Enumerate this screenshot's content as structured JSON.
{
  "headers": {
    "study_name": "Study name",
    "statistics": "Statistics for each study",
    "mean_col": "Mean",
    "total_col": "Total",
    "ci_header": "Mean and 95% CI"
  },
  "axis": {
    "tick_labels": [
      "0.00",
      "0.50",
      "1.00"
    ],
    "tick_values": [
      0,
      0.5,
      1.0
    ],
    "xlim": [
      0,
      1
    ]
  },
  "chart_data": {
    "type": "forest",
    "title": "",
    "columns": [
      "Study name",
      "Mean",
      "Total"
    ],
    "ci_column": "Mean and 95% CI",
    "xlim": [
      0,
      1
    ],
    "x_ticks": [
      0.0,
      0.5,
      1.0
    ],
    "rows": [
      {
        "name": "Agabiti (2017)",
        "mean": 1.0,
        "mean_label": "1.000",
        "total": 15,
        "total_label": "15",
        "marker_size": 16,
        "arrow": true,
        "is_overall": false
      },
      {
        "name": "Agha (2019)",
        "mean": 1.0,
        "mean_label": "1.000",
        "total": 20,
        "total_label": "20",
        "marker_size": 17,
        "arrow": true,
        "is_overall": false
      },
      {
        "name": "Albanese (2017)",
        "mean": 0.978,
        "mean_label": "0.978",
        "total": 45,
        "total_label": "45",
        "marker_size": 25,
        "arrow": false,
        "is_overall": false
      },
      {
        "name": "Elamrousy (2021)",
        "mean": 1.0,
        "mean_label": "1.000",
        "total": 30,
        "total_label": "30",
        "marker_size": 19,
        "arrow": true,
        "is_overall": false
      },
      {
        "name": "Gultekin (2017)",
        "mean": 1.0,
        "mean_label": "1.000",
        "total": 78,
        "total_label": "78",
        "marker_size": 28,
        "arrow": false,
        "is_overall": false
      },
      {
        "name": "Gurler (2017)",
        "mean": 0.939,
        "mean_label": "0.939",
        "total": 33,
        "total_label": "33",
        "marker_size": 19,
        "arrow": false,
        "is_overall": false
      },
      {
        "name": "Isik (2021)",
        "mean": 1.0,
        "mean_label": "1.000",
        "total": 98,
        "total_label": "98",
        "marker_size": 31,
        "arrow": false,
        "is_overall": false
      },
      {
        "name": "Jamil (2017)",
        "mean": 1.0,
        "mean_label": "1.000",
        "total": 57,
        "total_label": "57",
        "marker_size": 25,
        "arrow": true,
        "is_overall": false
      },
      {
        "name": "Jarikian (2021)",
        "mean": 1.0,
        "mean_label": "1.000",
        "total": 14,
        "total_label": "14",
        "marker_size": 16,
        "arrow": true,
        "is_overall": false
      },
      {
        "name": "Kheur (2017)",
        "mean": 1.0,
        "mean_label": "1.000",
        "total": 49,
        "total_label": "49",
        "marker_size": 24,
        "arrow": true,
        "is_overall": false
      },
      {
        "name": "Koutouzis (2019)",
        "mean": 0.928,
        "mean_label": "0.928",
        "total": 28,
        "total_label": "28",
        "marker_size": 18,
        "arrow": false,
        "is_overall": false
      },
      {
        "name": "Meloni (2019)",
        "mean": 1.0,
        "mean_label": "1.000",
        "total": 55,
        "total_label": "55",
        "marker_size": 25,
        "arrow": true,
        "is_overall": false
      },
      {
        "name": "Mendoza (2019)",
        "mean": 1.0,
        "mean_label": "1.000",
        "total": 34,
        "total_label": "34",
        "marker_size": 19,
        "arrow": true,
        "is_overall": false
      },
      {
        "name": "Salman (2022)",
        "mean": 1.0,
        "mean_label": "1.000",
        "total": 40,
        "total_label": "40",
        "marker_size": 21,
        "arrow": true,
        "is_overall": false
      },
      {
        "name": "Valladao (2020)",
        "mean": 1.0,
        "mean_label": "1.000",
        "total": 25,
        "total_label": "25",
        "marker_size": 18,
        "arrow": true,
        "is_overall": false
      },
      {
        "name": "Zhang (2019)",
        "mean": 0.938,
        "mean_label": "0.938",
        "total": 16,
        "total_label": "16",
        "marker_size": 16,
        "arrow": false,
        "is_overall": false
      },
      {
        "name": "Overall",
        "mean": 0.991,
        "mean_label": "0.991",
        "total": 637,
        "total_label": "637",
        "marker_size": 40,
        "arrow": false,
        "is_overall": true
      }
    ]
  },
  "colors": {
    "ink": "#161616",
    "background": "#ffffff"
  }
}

____________

Copy out every entry again, exactly as it was given.

> _The output_:
Enumerate this screenshot's content as structured JSON.
{
  "headers": {
    "study_name": "Study name",
    "statistics": "Statistics for each study",
    "mean_col": "Mean",
    "total_col": "Total",
    "ci_header": "Mean and 95% CI"
  },
  "axis": {
    "tick_labels": [
      "0.00",
      "0.50",
      "1.00"
    ],
    "tick_values": [
      0,
      0.5,
      1.0
    ],
    "xlim": [
      0,
      1
    ]
  },
  "chart_data": {
    "type": "forest",
    "title": "",
    "columns": [
      "Study name",
      "Mean",
      "Total"
    ],
    "ci_column": "Mean and 95% CI",
    "xlim": [
      0,
      1
    ],
    "x_ticks": [
      0.0,
      0.5,
      1.0
    ],
    "rows": [
      {
        "name": "Agabiti (2017)",
        "mean": 1.0,
        "mean_label": "1.000",
        "total": 15,
        "total_label": "15",
        "marker_size": 16,
        "arrow": true,
        "is_overall": false
      },
      {
        "name": "Agha (2019)",
        "mean": 1.0,
        "mean_label": "1.000",
        "total": 20,
        "total_label": "20",
        "marker_size": 17,
        "arrow": true,
        "is_overall": false
      },
      {
        "name": "Albanese (2017)",
        "mean": 0.978,
        "mean_label": "0.978",
        "total": 45,
        "total_label": "45",
        "marker_size": 25,
        "arrow": false,
        "is_overall": false
      },
      {
        "name": "Elamrousy (2021)",
        "mean": 1.0,
        "mean_label": "1.000",
        "total": 30,
        "total_label": "30",
        "marker_size": 19,
        "arrow": true,
        "is_overall": false
      },
      {
        "name": "Gultekin (2017)",
        "mean": 1.0,
        "mean_label": "1.000",
        "total": 78,
        "total_label": "78",
        "marker_size": 28,
        "arrow": false,
        "is_overall": false
      },
      {
        "name": "Gurler (2017)",
        "mean": 0.939,
        "mean_label": "0.939",
        "total": 33,
        "total_label": "33",
        "marker_size": 19,
        "arrow": false,
        "is_overall": false
      },
      {
        "name": "Isik (2021)",
        "mean": 1.0,
        "mean_label": "1.000",
        "total": 98,
        "total_label": "98",
        "marker_size": 31,
        "arrow": false,
        "is_overall": false
      },
      {
        "name": "Jamil (2017)",
        "mean": 1.0,
        "mean_label": "1.000",
        "total": 57,
        "total_label": "57",
        "marker_size": 25,
        "arrow": true,
        "is_overall": false
      },
      {
        "name": "Jarikian (2021)",
        "mean": 1.0,
        "mean_label": "1.000",
        "total": 14,
        "total_label": "14",
        "marker_size": 16,
        "arrow": true,
        "is_overall": false
      },
      {
        "name": "Kheur (2017)",
        "mean": 1.0,
        "mean_label": "1.000",
        "total": 49,
        "total_label": "49",
        "marker_size": 24,
        "arrow": true,
        "is_overall": false
      },
      {
        "name": "Koutouzis (2019)",
        "mean": 0.928,
        "mean_label": "0.928",
        "total": 28,
        "total_label": "28",
        "marker_size": 18,
        "arrow": false,
        "is_overall": false
      },
      {
        "name": "Meloni (2019)",
        "mean": 1.0,
        "mean_label": "1.000",
        "total": 55,
        "total_label": "55",
        "marker_size": 25,
        "arrow": true,
        "is_overall": false
      },
      {
        "name": "Mendoza (2019)",
        "mean": 1.0,
        "mean_label": "1.000",
        "total": 34,
        "total_label": "34",
        "marker_size": 19,
        "arrow": true,
        "is_overall": false
      },
      {
        "name": "Salman (2022)",
        "mean": 1.0,
        "mean_label": "1.000",
        "total": 40,
        "total_label": "40",
        "marker_size": 21,
        "arrow": true,
        "is_overall": false
      },
      {
        "name": "Valladao (2020)",
        "mean": 1.0,
        "mean_label": "1.000",
        "total": 25,
        "total_label": "25",
        "marker_size": 18,
        "arrow": true,
        "is_overall": false
      },
      {
        "name": "Zhang (2019)",
        "mean": 0.938,
        "mean_label": "0.938",
        "total": 16,
        "total_label": "16",
        "marker_size": 16,
        "arrow": false,
        "is_overall": false
      },
      {
        "name": "Overall",
        "mean": 0.991,
        "mean_label": "0.991",
        "total": 637,
        "total_label": "637",
        "marker_size": 40,
        "arrow": false,
        "is_overall": true
      }
    ]
  },
  "colors": {
    "ink": "#161616",
    "background": "#ffffff"
  }
}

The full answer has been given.